▶ THE PROBLEM: Your answer should be a single number: the count of lines containing the string "نمایید".

— Begin —

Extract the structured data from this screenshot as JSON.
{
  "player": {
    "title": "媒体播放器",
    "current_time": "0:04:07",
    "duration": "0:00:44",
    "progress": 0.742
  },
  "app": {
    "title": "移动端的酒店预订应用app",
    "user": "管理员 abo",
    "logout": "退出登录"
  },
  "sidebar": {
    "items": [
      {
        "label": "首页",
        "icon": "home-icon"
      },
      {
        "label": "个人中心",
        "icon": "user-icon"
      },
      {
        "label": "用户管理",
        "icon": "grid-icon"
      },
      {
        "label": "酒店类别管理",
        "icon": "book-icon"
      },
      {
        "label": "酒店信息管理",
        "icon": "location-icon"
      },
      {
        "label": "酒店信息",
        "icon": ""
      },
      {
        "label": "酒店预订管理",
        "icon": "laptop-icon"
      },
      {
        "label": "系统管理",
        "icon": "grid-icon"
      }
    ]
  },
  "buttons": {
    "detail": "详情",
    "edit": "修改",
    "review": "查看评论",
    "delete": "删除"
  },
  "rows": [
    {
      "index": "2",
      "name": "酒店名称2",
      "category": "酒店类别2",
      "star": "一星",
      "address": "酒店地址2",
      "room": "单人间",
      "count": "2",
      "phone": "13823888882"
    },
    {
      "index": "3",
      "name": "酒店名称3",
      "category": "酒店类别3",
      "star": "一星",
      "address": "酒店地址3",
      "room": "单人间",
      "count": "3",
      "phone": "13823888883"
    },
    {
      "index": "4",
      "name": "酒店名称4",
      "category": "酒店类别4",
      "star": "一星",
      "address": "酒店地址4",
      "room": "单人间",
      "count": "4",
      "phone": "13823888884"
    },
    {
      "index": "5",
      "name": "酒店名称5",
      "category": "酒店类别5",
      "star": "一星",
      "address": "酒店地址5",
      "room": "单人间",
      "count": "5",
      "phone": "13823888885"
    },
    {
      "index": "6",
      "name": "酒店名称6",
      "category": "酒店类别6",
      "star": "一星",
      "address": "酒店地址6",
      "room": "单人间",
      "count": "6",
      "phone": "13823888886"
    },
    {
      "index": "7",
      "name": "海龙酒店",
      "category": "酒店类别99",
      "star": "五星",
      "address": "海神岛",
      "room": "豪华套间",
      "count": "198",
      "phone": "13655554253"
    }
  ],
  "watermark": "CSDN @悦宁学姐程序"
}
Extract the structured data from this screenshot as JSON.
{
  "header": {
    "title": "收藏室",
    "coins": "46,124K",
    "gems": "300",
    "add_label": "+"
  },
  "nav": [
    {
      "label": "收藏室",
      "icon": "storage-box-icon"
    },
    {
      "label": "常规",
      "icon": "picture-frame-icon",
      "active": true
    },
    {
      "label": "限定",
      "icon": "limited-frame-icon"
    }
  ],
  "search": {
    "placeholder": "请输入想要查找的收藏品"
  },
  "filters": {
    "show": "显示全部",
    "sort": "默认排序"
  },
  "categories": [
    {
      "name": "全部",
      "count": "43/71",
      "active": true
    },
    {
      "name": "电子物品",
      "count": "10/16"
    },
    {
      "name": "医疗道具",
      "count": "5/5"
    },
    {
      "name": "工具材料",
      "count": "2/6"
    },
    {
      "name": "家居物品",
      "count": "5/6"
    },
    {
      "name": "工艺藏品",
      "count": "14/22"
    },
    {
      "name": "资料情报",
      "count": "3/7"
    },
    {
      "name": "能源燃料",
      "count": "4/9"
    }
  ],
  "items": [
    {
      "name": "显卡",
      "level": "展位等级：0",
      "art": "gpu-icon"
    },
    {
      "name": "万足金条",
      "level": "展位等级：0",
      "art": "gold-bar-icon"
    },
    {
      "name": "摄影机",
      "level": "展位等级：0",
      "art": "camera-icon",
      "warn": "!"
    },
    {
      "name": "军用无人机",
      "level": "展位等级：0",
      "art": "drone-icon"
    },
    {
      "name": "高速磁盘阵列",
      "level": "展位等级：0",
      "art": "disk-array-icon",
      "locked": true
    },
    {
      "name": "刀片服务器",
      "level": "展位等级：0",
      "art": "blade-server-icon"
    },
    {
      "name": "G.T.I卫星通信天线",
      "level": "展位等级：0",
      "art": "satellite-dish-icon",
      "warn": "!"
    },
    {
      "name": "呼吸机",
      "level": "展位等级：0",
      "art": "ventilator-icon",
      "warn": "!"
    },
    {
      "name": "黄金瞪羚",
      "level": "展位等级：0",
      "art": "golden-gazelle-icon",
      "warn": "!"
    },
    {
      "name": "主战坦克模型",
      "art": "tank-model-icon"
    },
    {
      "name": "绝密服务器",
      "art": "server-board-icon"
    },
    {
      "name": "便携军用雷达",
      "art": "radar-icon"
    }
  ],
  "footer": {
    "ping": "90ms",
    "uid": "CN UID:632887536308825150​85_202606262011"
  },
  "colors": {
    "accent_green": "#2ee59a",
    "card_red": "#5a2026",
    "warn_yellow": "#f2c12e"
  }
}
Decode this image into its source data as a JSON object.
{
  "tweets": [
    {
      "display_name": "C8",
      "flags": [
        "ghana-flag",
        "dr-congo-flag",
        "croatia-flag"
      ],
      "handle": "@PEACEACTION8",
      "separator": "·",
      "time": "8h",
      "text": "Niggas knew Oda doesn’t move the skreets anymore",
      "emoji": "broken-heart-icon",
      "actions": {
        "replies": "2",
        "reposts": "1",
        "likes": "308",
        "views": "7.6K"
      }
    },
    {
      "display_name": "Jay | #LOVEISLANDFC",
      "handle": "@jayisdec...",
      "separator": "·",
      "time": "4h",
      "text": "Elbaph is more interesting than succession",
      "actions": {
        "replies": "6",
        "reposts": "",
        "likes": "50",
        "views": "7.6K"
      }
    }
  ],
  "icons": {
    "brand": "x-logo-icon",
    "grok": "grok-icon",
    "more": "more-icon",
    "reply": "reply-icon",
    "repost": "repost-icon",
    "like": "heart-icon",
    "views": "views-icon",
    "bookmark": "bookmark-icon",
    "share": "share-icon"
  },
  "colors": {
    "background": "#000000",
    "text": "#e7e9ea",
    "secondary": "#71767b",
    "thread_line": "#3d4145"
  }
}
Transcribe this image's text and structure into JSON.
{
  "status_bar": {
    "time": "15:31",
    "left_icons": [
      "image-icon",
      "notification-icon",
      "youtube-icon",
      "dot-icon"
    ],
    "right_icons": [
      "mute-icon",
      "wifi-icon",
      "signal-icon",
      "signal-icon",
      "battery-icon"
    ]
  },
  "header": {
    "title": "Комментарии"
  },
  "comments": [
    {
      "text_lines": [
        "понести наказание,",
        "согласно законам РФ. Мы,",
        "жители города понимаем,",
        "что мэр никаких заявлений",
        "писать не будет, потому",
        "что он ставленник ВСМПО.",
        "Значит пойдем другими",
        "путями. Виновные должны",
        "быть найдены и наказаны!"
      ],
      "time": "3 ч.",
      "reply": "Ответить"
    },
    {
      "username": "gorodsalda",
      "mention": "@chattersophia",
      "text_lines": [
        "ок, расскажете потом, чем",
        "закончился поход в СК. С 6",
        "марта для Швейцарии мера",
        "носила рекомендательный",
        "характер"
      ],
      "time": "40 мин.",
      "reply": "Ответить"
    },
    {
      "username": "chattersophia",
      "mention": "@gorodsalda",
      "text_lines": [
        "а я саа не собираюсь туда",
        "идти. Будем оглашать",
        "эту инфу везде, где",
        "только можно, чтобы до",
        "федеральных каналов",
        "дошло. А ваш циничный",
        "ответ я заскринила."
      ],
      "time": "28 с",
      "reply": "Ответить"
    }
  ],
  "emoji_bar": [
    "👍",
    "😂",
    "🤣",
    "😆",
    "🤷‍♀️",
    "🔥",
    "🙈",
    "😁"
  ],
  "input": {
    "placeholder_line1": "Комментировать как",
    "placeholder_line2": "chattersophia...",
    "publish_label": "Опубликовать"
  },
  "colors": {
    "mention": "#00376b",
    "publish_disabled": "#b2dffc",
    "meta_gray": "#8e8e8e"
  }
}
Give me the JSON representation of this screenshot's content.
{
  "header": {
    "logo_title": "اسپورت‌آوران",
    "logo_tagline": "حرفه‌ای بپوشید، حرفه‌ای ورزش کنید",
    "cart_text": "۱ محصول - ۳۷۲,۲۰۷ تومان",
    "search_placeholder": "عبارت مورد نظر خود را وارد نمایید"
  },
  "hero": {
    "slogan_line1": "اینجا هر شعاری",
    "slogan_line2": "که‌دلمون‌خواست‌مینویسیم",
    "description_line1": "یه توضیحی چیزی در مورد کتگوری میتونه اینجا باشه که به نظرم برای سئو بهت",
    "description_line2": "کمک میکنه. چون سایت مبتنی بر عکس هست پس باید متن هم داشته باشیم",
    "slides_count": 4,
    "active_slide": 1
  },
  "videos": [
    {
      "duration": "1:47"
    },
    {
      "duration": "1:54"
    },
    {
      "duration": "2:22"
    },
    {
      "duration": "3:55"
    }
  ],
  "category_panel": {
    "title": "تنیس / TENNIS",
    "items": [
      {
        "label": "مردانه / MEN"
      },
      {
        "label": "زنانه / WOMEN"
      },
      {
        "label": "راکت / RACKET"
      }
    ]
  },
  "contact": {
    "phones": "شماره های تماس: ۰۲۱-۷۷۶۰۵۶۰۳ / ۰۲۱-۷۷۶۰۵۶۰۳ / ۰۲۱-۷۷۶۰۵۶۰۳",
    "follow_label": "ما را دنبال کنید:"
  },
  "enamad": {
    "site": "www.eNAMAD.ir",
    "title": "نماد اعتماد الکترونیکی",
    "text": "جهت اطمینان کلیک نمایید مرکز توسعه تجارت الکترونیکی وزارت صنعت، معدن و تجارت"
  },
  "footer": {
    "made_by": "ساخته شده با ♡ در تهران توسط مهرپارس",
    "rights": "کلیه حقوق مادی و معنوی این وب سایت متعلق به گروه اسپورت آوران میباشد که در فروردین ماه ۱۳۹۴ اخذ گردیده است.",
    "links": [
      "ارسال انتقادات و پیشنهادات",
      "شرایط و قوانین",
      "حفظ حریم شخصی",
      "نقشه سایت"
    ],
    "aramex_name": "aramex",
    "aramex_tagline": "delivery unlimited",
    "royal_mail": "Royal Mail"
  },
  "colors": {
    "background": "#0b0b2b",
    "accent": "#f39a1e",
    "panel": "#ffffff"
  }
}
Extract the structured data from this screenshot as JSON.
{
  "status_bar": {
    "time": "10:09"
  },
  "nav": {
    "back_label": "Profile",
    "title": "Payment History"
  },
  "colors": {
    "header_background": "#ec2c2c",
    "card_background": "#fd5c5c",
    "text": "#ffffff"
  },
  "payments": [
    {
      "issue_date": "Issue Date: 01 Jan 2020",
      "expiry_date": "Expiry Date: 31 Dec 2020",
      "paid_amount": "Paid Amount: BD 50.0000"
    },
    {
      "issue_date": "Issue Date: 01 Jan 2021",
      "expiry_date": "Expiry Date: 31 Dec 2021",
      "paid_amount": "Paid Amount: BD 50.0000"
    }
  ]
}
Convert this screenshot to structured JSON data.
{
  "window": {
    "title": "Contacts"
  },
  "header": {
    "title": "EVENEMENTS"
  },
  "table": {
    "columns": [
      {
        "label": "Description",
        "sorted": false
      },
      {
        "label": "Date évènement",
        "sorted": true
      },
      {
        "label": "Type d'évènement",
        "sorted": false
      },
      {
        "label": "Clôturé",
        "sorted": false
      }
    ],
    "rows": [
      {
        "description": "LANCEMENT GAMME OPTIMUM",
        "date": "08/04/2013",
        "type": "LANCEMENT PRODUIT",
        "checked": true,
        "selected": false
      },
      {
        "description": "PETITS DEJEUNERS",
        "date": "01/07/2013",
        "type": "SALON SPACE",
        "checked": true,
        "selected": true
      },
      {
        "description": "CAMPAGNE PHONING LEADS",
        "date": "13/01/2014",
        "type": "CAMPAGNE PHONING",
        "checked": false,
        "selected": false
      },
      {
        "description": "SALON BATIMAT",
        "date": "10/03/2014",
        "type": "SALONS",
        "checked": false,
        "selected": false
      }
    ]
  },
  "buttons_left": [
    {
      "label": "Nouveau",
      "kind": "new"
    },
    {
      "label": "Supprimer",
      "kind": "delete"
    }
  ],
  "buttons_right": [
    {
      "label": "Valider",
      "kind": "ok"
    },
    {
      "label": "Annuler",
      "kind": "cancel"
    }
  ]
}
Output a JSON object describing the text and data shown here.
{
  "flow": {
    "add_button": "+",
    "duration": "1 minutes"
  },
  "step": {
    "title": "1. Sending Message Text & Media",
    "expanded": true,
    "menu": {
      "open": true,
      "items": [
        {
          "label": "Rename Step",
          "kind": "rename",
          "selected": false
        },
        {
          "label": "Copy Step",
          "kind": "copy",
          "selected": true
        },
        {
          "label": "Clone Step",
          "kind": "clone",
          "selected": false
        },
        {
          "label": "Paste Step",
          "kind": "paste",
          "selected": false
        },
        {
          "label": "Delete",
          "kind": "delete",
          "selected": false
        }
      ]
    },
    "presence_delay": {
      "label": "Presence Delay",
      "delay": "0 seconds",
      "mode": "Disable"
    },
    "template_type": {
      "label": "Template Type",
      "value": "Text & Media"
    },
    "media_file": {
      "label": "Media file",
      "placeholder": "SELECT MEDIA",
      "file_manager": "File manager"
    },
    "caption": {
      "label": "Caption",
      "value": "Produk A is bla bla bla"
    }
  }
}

— End —

▶ FINAL ANSWER: 2